**THE REQUEST**
Filter the data for lines with the word "name", then copy every line so identified.

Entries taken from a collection
------------------------------------------------
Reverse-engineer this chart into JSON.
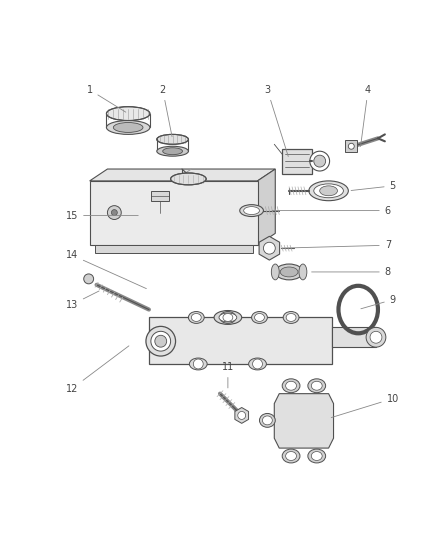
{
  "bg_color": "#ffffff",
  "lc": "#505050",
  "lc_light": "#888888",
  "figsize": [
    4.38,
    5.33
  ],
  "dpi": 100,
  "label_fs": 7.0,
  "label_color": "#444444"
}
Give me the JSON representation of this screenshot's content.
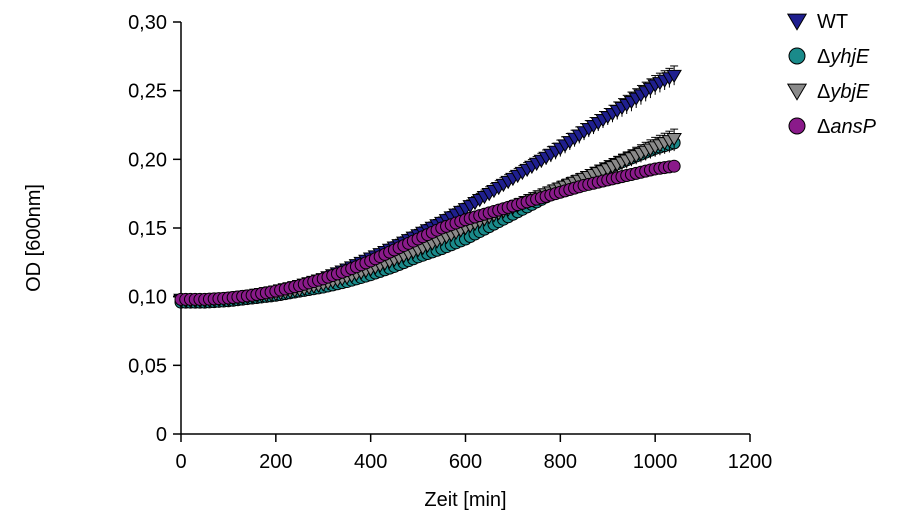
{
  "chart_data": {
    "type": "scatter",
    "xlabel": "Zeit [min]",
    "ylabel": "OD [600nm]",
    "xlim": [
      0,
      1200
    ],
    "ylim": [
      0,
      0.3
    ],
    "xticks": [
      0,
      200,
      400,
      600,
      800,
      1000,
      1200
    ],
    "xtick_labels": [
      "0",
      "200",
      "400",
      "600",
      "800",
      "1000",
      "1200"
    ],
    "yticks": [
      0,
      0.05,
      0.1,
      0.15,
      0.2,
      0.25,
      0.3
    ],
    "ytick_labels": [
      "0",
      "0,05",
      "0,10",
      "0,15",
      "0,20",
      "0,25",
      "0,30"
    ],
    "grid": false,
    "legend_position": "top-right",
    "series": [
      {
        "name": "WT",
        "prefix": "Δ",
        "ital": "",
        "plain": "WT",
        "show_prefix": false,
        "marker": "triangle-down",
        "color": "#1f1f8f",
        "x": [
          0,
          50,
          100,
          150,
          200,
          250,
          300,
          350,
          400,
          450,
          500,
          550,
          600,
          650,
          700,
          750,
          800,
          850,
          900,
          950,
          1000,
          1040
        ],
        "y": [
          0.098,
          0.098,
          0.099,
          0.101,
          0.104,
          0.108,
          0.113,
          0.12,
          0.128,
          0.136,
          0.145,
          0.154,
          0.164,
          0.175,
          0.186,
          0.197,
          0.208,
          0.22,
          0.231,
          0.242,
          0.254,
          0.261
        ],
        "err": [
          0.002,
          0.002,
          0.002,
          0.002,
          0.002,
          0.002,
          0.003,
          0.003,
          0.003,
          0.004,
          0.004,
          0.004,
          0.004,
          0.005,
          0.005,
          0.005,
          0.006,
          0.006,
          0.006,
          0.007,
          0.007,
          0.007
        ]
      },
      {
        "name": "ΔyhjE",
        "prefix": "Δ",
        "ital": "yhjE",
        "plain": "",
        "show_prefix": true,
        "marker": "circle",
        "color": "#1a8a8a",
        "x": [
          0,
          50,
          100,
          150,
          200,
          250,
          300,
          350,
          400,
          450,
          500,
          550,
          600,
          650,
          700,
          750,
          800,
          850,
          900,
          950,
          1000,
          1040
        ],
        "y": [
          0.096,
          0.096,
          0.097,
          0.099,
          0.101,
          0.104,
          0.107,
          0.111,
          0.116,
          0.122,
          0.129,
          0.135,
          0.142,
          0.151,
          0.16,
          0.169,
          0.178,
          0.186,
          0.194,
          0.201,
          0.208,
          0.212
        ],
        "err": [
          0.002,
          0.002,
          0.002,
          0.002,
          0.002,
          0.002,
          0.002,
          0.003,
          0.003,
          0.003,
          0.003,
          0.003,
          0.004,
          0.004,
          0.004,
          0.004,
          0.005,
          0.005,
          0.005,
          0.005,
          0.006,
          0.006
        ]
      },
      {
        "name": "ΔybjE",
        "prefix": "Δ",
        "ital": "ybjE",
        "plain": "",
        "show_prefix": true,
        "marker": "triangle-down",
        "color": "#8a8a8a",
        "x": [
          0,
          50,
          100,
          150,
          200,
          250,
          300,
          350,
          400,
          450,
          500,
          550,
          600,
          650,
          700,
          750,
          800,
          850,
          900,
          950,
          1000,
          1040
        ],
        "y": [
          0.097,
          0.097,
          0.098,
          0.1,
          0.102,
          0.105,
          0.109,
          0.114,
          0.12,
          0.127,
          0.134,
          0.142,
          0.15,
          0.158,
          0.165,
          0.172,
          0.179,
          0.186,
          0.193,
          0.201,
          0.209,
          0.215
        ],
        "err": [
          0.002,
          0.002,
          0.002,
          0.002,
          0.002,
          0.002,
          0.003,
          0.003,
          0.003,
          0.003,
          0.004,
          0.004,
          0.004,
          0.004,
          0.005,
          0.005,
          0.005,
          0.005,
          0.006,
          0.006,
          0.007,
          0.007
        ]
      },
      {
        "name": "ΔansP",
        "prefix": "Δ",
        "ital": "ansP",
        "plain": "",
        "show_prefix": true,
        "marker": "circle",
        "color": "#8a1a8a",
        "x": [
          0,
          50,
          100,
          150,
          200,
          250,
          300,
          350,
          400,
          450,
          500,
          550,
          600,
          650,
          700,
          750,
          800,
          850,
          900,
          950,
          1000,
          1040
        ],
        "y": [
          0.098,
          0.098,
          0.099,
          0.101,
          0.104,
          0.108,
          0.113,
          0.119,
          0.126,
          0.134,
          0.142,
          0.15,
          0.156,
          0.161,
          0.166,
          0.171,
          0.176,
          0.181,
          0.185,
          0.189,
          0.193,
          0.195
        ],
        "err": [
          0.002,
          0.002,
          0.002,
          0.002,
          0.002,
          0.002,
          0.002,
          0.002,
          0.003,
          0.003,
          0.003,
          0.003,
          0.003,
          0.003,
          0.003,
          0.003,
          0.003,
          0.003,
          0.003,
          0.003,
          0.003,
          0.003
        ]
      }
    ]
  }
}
------------------------------------------------
**EXERCISE OUTPUT**
        "name": "WT",
        "name": "ΔyhjE",
        "name": "ΔybjE",
        "name": "ΔansP",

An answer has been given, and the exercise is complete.